◆ What is asked ◆
Write out the listing below exactly, and omit any images you find in it.

_ _ _

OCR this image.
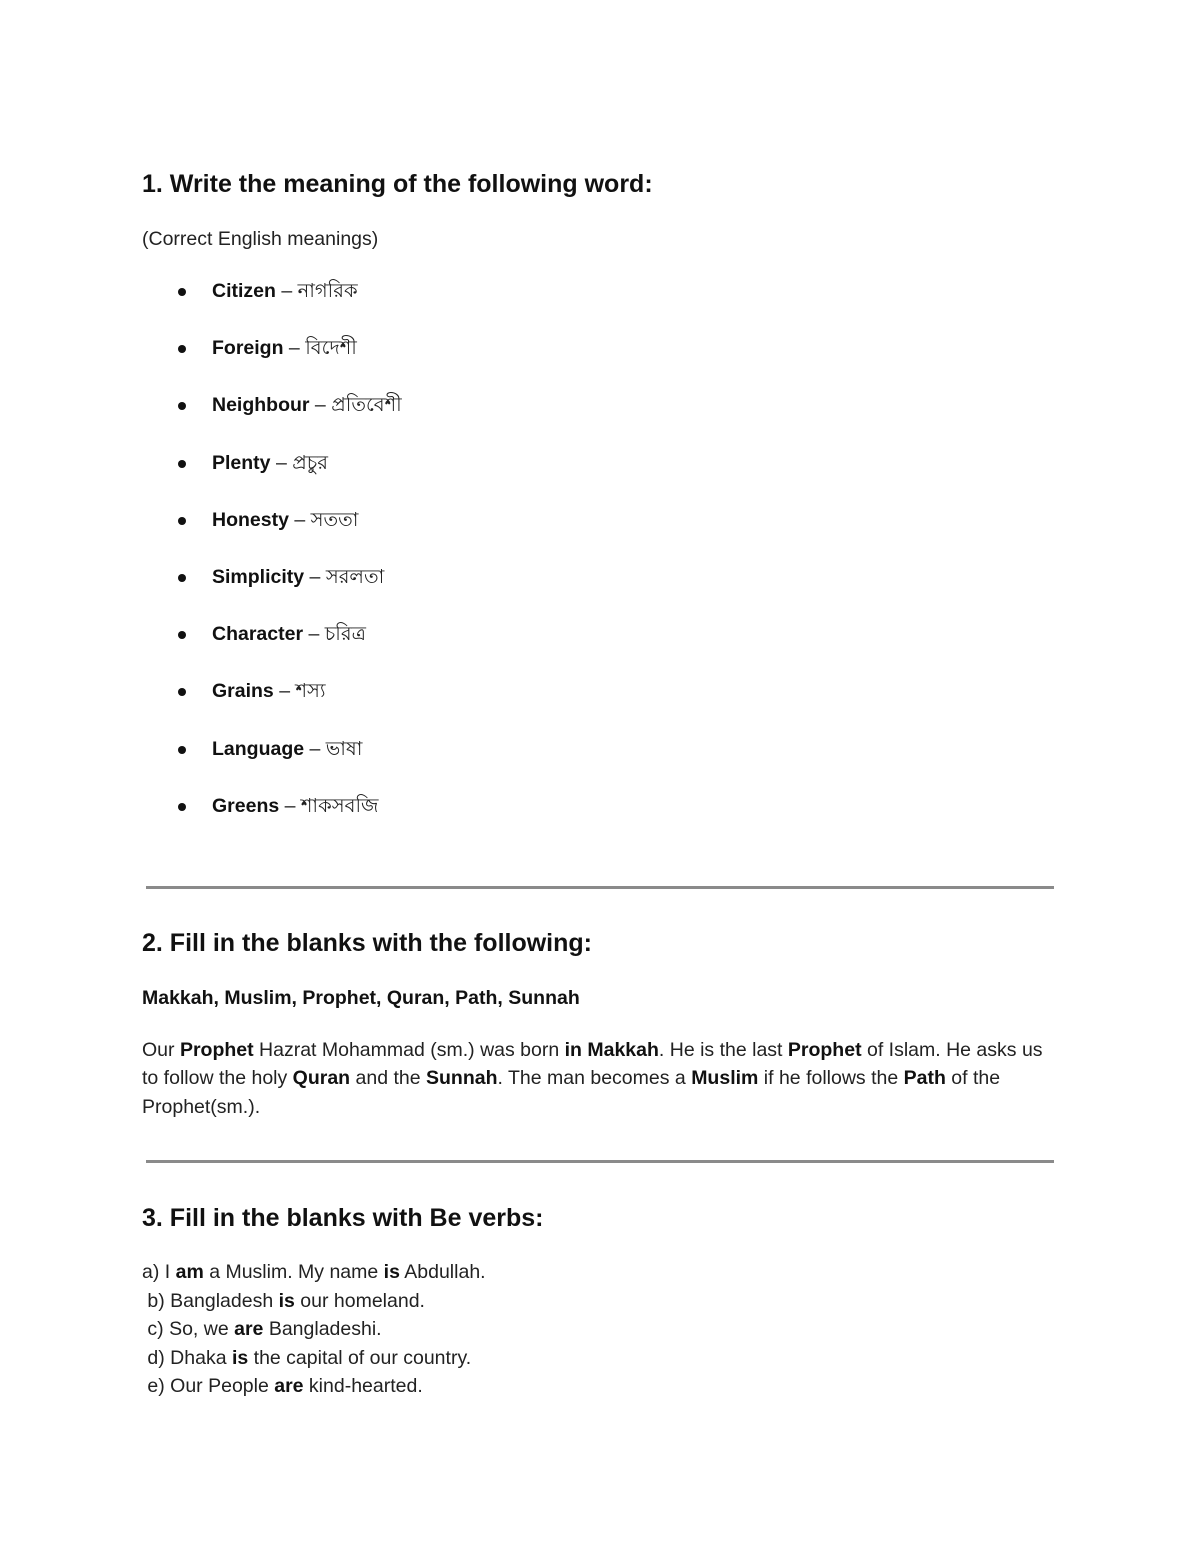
1. Write the meaning of the following word:

(Correct English meanings)

Citizen – নাগরিক
Foreign – বিদেশী
Neighbour – প্রতিবেশী
Plenty – প্রচুর
Honesty – সততা
Simplicity – সরলতা
Character – চরিত্র
Grains – শস্য
Language – ভাষা
Greens – শাকসবজি
2. Fill in the blanks with the following:

Makkah, Muslim, Prophet, Quran, Path, Sunnah

Our Prophet Hazrat Mohammad (sm.) was born in Makkah. He is the last Prophet of Islam. He asks us to follow the holy Quran and the Sunnah. The man becomes a Muslim if he follows the Path of the Prophet(sm.).

3. Fill in the blanks with Be verbs:
a) I am a Muslim. My name is Abdullah.
b) Bangladesh is our homeland.
c) So, we are Bangladeshi.
d) Dhaka is the capital of our country.
e) Our People are kind-hearted.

_ _ _

◆ The answer ◆
OCR this image.
1. Write the meaning of the following word:

(Correct English meanings)

Citizen – নাগরিক
Foreign – বিদেশী
Neighbour – প্রতিবেশী
Plenty – প্রচুর
Honesty – সততা
Simplicity – সরলতা
Character – চরিত্র
Grains – শস্য
Language – ভাষা
Greens – শাকসবজি
2. Fill in the blanks with the following:

Makkah, Muslim, Prophet, Quran, Path, Sunnah

Our Prophet Hazrat Mohammad (sm.) was born in Makkah. He is the last Prophet of Islam. He asks us to follow the holy Quran and the Sunnah. The man becomes a Muslim if he follows the Path of the Prophet(sm.).

3. Fill in the blanks with Be verbs:
a) I am a Muslim. My name is Abdullah.
b) Bangladesh is our homeland.
c) So, we are Bangladeshi.
d) Dhaka is the capital of our country.
e) Our People are kind-hearted.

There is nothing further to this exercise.